● **Request**
Reproduce each line bearing the word "Essential".

--- --- ---

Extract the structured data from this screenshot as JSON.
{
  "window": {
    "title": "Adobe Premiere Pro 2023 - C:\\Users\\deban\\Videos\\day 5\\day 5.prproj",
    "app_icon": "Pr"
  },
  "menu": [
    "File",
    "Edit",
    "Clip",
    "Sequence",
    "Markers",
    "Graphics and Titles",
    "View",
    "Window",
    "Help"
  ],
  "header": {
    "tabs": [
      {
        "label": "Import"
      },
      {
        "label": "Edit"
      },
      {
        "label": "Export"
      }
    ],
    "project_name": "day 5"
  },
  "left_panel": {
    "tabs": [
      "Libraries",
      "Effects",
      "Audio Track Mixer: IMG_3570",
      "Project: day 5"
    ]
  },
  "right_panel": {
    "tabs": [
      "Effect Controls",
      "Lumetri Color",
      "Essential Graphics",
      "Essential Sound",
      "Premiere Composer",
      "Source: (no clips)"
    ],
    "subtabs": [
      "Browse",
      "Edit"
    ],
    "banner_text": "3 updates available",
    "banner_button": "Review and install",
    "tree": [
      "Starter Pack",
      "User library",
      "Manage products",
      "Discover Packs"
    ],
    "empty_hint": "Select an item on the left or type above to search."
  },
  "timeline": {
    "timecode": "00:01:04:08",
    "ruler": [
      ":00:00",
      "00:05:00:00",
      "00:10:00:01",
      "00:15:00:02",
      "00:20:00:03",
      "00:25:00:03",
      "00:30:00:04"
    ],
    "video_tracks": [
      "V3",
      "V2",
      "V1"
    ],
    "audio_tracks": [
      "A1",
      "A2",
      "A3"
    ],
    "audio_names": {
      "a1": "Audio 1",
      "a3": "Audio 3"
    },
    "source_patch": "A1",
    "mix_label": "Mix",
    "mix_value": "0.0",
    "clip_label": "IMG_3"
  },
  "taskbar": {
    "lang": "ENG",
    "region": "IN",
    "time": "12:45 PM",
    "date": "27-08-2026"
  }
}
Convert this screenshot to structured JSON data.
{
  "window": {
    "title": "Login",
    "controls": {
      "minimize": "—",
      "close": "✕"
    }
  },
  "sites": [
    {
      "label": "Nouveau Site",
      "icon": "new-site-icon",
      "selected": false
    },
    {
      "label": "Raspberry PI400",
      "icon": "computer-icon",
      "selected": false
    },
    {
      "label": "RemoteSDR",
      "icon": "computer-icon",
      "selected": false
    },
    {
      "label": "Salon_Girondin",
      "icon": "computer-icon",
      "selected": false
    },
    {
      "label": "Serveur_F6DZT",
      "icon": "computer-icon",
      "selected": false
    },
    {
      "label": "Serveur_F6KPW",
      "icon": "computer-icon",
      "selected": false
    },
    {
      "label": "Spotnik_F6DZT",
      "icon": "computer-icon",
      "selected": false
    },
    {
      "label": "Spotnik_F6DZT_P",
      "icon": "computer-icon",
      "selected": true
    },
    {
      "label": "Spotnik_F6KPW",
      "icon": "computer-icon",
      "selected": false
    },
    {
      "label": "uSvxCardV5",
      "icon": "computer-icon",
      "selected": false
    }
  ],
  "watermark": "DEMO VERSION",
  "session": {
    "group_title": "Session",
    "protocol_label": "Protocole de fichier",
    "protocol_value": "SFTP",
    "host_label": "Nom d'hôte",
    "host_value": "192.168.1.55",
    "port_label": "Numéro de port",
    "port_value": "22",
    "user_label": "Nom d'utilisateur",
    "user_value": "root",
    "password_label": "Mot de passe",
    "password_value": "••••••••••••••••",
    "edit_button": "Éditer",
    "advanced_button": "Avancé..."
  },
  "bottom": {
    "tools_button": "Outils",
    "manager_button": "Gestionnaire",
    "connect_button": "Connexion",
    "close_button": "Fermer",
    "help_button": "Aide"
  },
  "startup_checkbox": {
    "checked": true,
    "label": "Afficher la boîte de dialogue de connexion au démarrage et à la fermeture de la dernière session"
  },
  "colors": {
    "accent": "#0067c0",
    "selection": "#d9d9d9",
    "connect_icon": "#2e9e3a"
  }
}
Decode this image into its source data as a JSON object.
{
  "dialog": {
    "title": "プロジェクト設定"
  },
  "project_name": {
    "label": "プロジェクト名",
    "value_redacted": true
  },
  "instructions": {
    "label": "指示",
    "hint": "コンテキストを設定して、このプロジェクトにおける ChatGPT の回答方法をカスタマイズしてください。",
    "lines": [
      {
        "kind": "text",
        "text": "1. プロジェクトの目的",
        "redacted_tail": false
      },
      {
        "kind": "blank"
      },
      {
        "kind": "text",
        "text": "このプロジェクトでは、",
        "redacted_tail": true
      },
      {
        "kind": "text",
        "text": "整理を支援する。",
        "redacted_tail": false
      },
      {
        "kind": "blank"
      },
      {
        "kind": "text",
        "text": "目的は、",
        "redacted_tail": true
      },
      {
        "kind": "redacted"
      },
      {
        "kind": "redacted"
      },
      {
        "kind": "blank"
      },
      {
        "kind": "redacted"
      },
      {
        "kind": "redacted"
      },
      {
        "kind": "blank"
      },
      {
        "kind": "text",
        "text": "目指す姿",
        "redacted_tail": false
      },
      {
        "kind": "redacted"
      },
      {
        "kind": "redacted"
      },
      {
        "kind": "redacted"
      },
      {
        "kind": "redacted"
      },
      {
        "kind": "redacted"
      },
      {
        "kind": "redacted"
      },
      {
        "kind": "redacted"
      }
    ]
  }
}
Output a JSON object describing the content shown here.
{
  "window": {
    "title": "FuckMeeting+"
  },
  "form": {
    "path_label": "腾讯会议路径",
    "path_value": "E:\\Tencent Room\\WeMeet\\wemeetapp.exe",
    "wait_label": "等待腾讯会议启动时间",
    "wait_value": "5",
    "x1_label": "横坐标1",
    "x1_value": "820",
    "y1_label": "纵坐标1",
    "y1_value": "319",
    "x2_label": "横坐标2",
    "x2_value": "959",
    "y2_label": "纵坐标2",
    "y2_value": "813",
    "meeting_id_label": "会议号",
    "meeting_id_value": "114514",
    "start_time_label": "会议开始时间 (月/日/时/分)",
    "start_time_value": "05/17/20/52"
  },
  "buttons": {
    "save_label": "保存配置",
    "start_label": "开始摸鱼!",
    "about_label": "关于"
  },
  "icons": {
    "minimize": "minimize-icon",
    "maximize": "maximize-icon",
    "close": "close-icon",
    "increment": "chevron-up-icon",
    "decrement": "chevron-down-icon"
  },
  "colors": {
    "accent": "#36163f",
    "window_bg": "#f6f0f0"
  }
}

--- --- ---

● **Full response**
      "Essential Graphics",
      "Essential Sound",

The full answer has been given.